[Stored data entries]
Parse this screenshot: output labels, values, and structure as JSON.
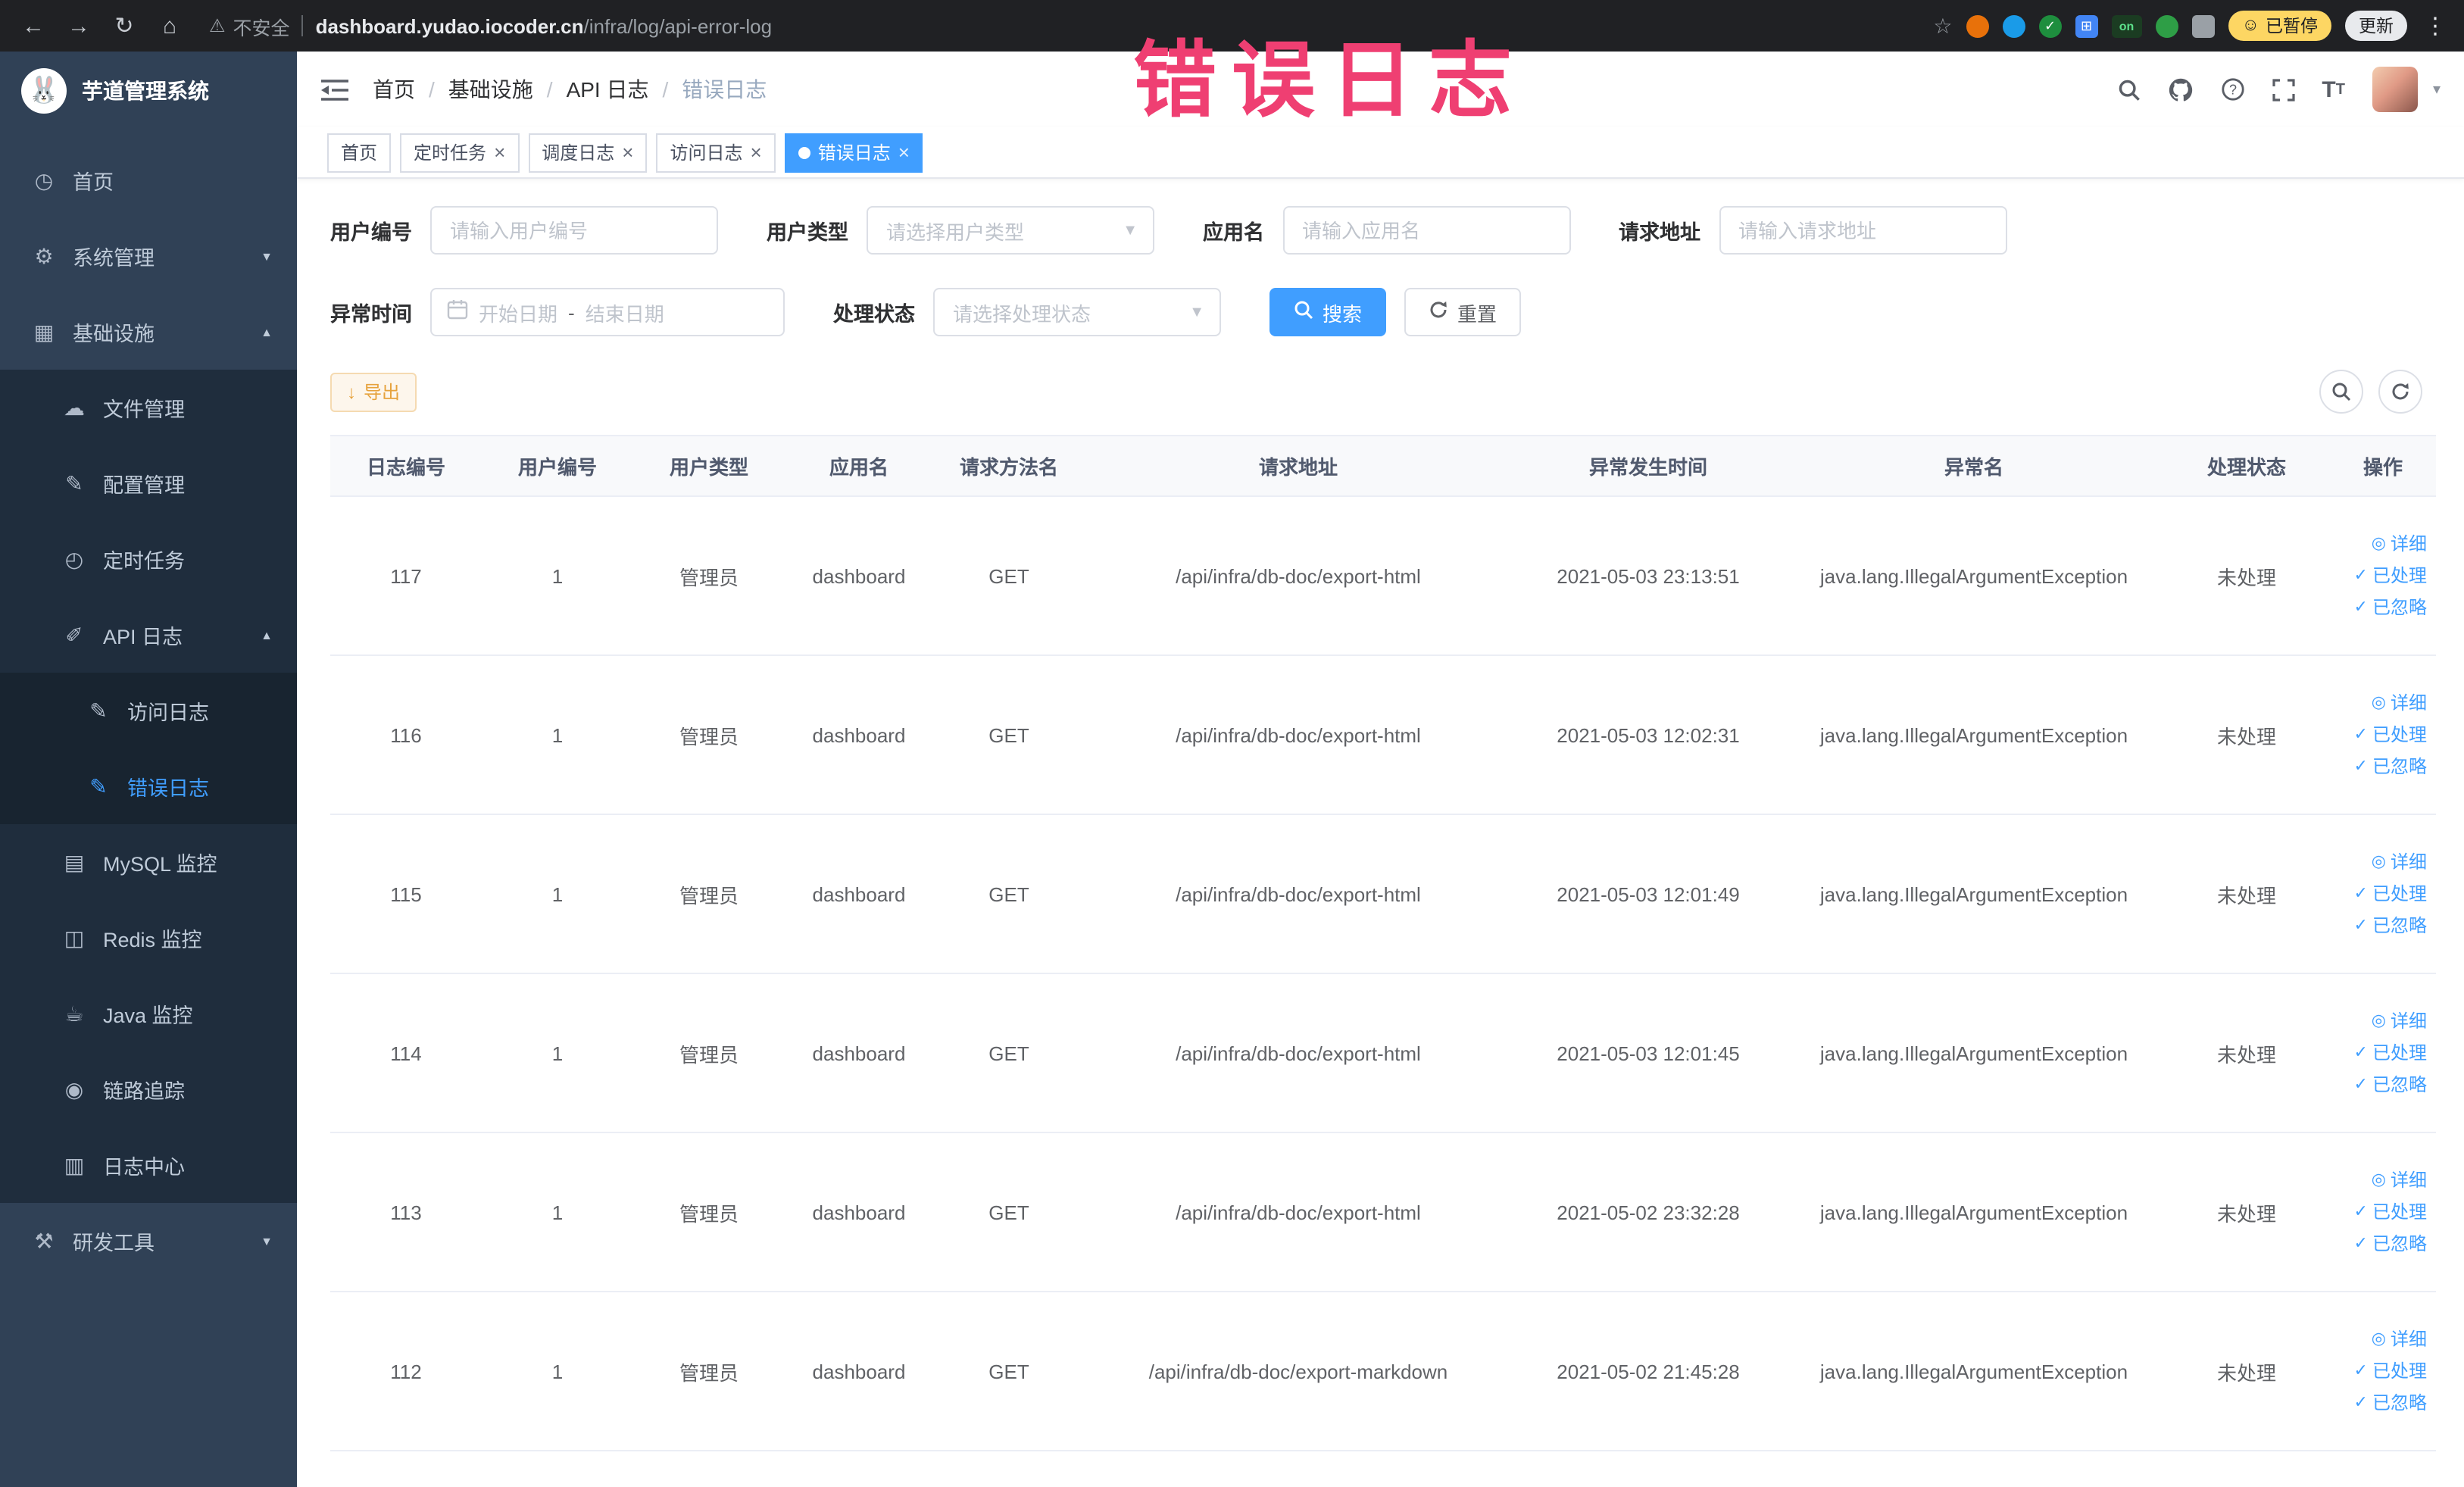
{
  "browser": {
    "security_label": "不安全",
    "url_domain": "dashboard.yudao.iocoder.cn",
    "url_path": "/infra/log/api-error-log",
    "extension_on": "on",
    "paused_label": "已暂停",
    "update_label": "更新"
  },
  "overlay": {
    "text": "错误日志",
    "color": "#ef3f72"
  },
  "sidebar": {
    "logo_title": "芋道管理系统",
    "items": [
      {
        "key": "home",
        "label": "首页",
        "icon": "dashboard-icon",
        "level": 1
      },
      {
        "key": "system-management",
        "label": "系统管理",
        "icon": "gear-icon",
        "level": 1,
        "arrow": "down"
      },
      {
        "key": "infrastructure",
        "label": "基础设施",
        "icon": "infrastructure-icon",
        "level": 1,
        "arrow": "up"
      },
      {
        "key": "file-management",
        "label": "文件管理",
        "icon": "cloud-icon",
        "level": 2
      },
      {
        "key": "config-management",
        "label": "配置管理",
        "icon": "edit-icon",
        "level": 2
      },
      {
        "key": "scheduled-tasks",
        "label": "定时任务",
        "icon": "timer-icon",
        "level": 2
      },
      {
        "key": "api-log",
        "label": "API 日志",
        "icon": "api-log-icon",
        "level": 2,
        "arrow": "up"
      },
      {
        "key": "access-log",
        "label": "访问日志",
        "icon": "access-log-icon",
        "level": 3
      },
      {
        "key": "error-log",
        "label": "错误日志",
        "icon": "error-log-icon",
        "level": 3,
        "active": true
      },
      {
        "key": "mysql-monitor",
        "label": "MySQL 监控",
        "icon": "mysql-icon",
        "level": 2
      },
      {
        "key": "redis-monitor",
        "label": "Redis 监控",
        "icon": "redis-icon",
        "level": 2
      },
      {
        "key": "java-monitor",
        "label": "Java 监控",
        "icon": "java-icon",
        "level": 2
      },
      {
        "key": "trace",
        "label": "链路追踪",
        "icon": "trace-icon",
        "level": 2
      },
      {
        "key": "log-center",
        "label": "日志中心",
        "icon": "log-center-icon",
        "level": 2
      },
      {
        "key": "dev-tools",
        "label": "研发工具",
        "icon": "tools-icon",
        "level": 1,
        "arrow": "down"
      }
    ]
  },
  "breadcrumb": {
    "items": [
      "首页",
      "基础设施",
      "API 日志",
      "错误日志"
    ]
  },
  "tabs": [
    {
      "key": "home",
      "label": "首页",
      "closable": false,
      "active": false
    },
    {
      "key": "scheduled-tasks",
      "label": "定时任务",
      "closable": true,
      "active": false
    },
    {
      "key": "schedule-log",
      "label": "调度日志",
      "closable": true,
      "active": false
    },
    {
      "key": "access-log",
      "label": "访问日志",
      "closable": true,
      "active": false
    },
    {
      "key": "error-log",
      "label": "错误日志",
      "closable": true,
      "active": true
    }
  ],
  "filters": {
    "user_id": {
      "label": "用户编号",
      "placeholder": "请输入用户编号"
    },
    "user_type": {
      "label": "用户类型",
      "placeholder": "请选择用户类型"
    },
    "app_name": {
      "label": "应用名",
      "placeholder": "请输入应用名"
    },
    "request_url": {
      "label": "请求地址",
      "placeholder": "请输入请求地址"
    },
    "exception_time": {
      "label": "异常时间",
      "start_placeholder": "开始日期",
      "separator": "-",
      "end_placeholder": "结束日期"
    },
    "process_status": {
      "label": "处理状态",
      "placeholder": "请选择处理状态"
    },
    "search_button": "搜索",
    "reset_button": "重置"
  },
  "toolbar": {
    "export_button": "导出"
  },
  "table": {
    "columns": [
      "日志编号",
      "用户编号",
      "用户类型",
      "应用名",
      "请求方法名",
      "请求地址",
      "异常发生时间",
      "异常名",
      "处理状态",
      "操作"
    ],
    "row_actions": [
      {
        "key": "detail",
        "label": "详细",
        "icon": "view-icon"
      },
      {
        "key": "processed",
        "label": "已处理",
        "icon": "check-icon"
      },
      {
        "key": "ignored",
        "label": "已忽略",
        "icon": "check-icon"
      }
    ],
    "rows": [
      {
        "id": "117",
        "user_id": "1",
        "user_type": "管理员",
        "app": "dashboard",
        "method": "GET",
        "url": "/api/infra/db-doc/export-html",
        "time": "2021-05-03 23:13:51",
        "exception": "java.lang.IllegalArgumentException",
        "status": "未处理"
      },
      {
        "id": "116",
        "user_id": "1",
        "user_type": "管理员",
        "app": "dashboard",
        "method": "GET",
        "url": "/api/infra/db-doc/export-html",
        "time": "2021-05-03 12:02:31",
        "exception": "java.lang.IllegalArgumentException",
        "status": "未处理"
      },
      {
        "id": "115",
        "user_id": "1",
        "user_type": "管理员",
        "app": "dashboard",
        "method": "GET",
        "url": "/api/infra/db-doc/export-html",
        "time": "2021-05-03 12:01:49",
        "exception": "java.lang.IllegalArgumentException",
        "status": "未处理"
      },
      {
        "id": "114",
        "user_id": "1",
        "user_type": "管理员",
        "app": "dashboard",
        "method": "GET",
        "url": "/api/infra/db-doc/export-html",
        "time": "2021-05-03 12:01:45",
        "exception": "java.lang.IllegalArgumentException",
        "status": "未处理"
      },
      {
        "id": "113",
        "user_id": "1",
        "user_type": "管理员",
        "app": "dashboard",
        "method": "GET",
        "url": "/api/infra/db-doc/export-html",
        "time": "2021-05-02 23:32:28",
        "exception": "java.lang.IllegalArgumentException",
        "status": "未处理"
      },
      {
        "id": "112",
        "user_id": "1",
        "user_type": "管理员",
        "app": "dashboard",
        "method": "GET",
        "url": "/api/infra/db-doc/export-markdown",
        "time": "2021-05-02 21:45:28",
        "exception": "java.lang.IllegalArgumentException",
        "status": "未处理"
      }
    ]
  }
}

# EXERCISE DETAILS
In the copy, include no pictures; restate the listing above exactly.

# WRITTEN RESPONSE
Parse this screenshot: output labels, values, and structure as JSON.
{
  "browser": {
    "security_label": "不安全",
    "url_domain": "dashboard.yudao.iocoder.cn",
    "url_path": "/infra/log/api-error-log",
    "extension_on": "on",
    "paused_label": "已暂停",
    "update_label": "更新"
  },
  "overlay": {
    "text": "错误日志",
    "color": "#ef3f72"
  },
  "sidebar": {
    "logo_title": "芋道管理系统",
    "items": [
      {
        "key": "home",
        "label": "首页",
        "icon": "dashboard-icon",
        "level": 1
      },
      {
        "key": "system-management",
        "label": "系统管理",
        "icon": "gear-icon",
        "level": 1,
        "arrow": "down"
      },
      {
        "key": "infrastructure",
        "label": "基础设施",
        "icon": "infrastructure-icon",
        "level": 1,
        "arrow": "up"
      },
      {
        "key": "file-management",
        "label": "文件管理",
        "icon": "cloud-icon",
        "level": 2
      },
      {
        "key": "config-management",
        "label": "配置管理",
        "icon": "edit-icon",
        "level": 2
      },
      {
        "key": "scheduled-tasks",
        "label": "定时任务",
        "icon": "timer-icon",
        "level": 2
      },
      {
        "key": "api-log",
        "label": "API 日志",
        "icon": "api-log-icon",
        "level": 2,
        "arrow": "up"
      },
      {
        "key": "access-log",
        "label": "访问日志",
        "icon": "access-log-icon",
        "level": 3
      },
      {
        "key": "error-log",
        "label": "错误日志",
        "icon": "error-log-icon",
        "level": 3,
        "active": true
      },
      {
        "key": "mysql-monitor",
        "label": "MySQL 监控",
        "icon": "mysql-icon",
        "level": 2
      },
      {
        "key": "redis-monitor",
        "label": "Redis 监控",
        "icon": "redis-icon",
        "level": 2
      },
      {
        "key": "java-monitor",
        "label": "Java 监控",
        "icon": "java-icon",
        "level": 2
      },
      {
        "key": "trace",
        "label": "链路追踪",
        "icon": "trace-icon",
        "level": 2
      },
      {
        "key": "log-center",
        "label": "日志中心",
        "icon": "log-center-icon",
        "level": 2
      },
      {
        "key": "dev-tools",
        "label": "研发工具",
        "icon": "tools-icon",
        "level": 1,
        "arrow": "down"
      }
    ]
  },
  "breadcrumb": {
    "items": [
      "首页",
      "基础设施",
      "API 日志",
      "错误日志"
    ]
  },
  "tabs": [
    {
      "key": "home",
      "label": "首页",
      "closable": false,
      "active": false
    },
    {
      "key": "scheduled-tasks",
      "label": "定时任务",
      "closable": true,
      "active": false
    },
    {
      "key": "schedule-log",
      "label": "调度日志",
      "closable": true,
      "active": false
    },
    {
      "key": "access-log",
      "label": "访问日志",
      "closable": true,
      "active": false
    },
    {
      "key": "error-log",
      "label": "错误日志",
      "closable": true,
      "active": true
    }
  ],
  "filters": {
    "user_id": {
      "label": "用户编号",
      "placeholder": "请输入用户编号"
    },
    "user_type": {
      "label": "用户类型",
      "placeholder": "请选择用户类型"
    },
    "app_name": {
      "label": "应用名",
      "placeholder": "请输入应用名"
    },
    "request_url": {
      "label": "请求地址",
      "placeholder": "请输入请求地址"
    },
    "exception_time": {
      "label": "异常时间",
      "start_placeholder": "开始日期",
      "separator": "-",
      "end_placeholder": "结束日期"
    },
    "process_status": {
      "label": "处理状态",
      "placeholder": "请选择处理状态"
    },
    "search_button": "搜索",
    "reset_button": "重置"
  },
  "toolbar": {
    "export_button": "导出"
  },
  "table": {
    "columns": [
      "日志编号",
      "用户编号",
      "用户类型",
      "应用名",
      "请求方法名",
      "请求地址",
      "异常发生时间",
      "异常名",
      "处理状态",
      "操作"
    ],
    "row_actions": [
      {
        "key": "detail",
        "label": "详细",
        "icon": "view-icon"
      },
      {
        "key": "processed",
        "label": "已处理",
        "icon": "check-icon"
      },
      {
        "key": "ignored",
        "label": "已忽略",
        "icon": "check-icon"
      }
    ],
    "rows": [
      {
        "id": "117",
        "user_id": "1",
        "user_type": "管理员",
        "app": "dashboard",
        "method": "GET",
        "url": "/api/infra/db-doc/export-html",
        "time": "2021-05-03 23:13:51",
        "exception": "java.lang.IllegalArgumentException",
        "status": "未处理"
      },
      {
        "id": "116",
        "user_id": "1",
        "user_type": "管理员",
        "app": "dashboard",
        "method": "GET",
        "url": "/api/infra/db-doc/export-html",
        "time": "2021-05-03 12:02:31",
        "exception": "java.lang.IllegalArgumentException",
        "status": "未处理"
      },
      {
        "id": "115",
        "user_id": "1",
        "user_type": "管理员",
        "app": "dashboard",
        "method": "GET",
        "url": "/api/infra/db-doc/export-html",
        "time": "2021-05-03 12:01:49",
        "exception": "java.lang.IllegalArgumentException",
        "status": "未处理"
      },
      {
        "id": "114",
        "user_id": "1",
        "user_type": "管理员",
        "app": "dashboard",
        "method": "GET",
        "url": "/api/infra/db-doc/export-html",
        "time": "2021-05-03 12:01:45",
        "exception": "java.lang.IllegalArgumentException",
        "status": "未处理"
      },
      {
        "id": "113",
        "user_id": "1",
        "user_type": "管理员",
        "app": "dashboard",
        "method": "GET",
        "url": "/api/infra/db-doc/export-html",
        "time": "2021-05-02 23:32:28",
        "exception": "java.lang.IllegalArgumentException",
        "status": "未处理"
      },
      {
        "id": "112",
        "user_id": "1",
        "user_type": "管理员",
        "app": "dashboard",
        "method": "GET",
        "url": "/api/infra/db-doc/export-markdown",
        "time": "2021-05-02 21:45:28",
        "exception": "java.lang.IllegalArgumentException",
        "status": "未处理"
      }
    ]
  }
}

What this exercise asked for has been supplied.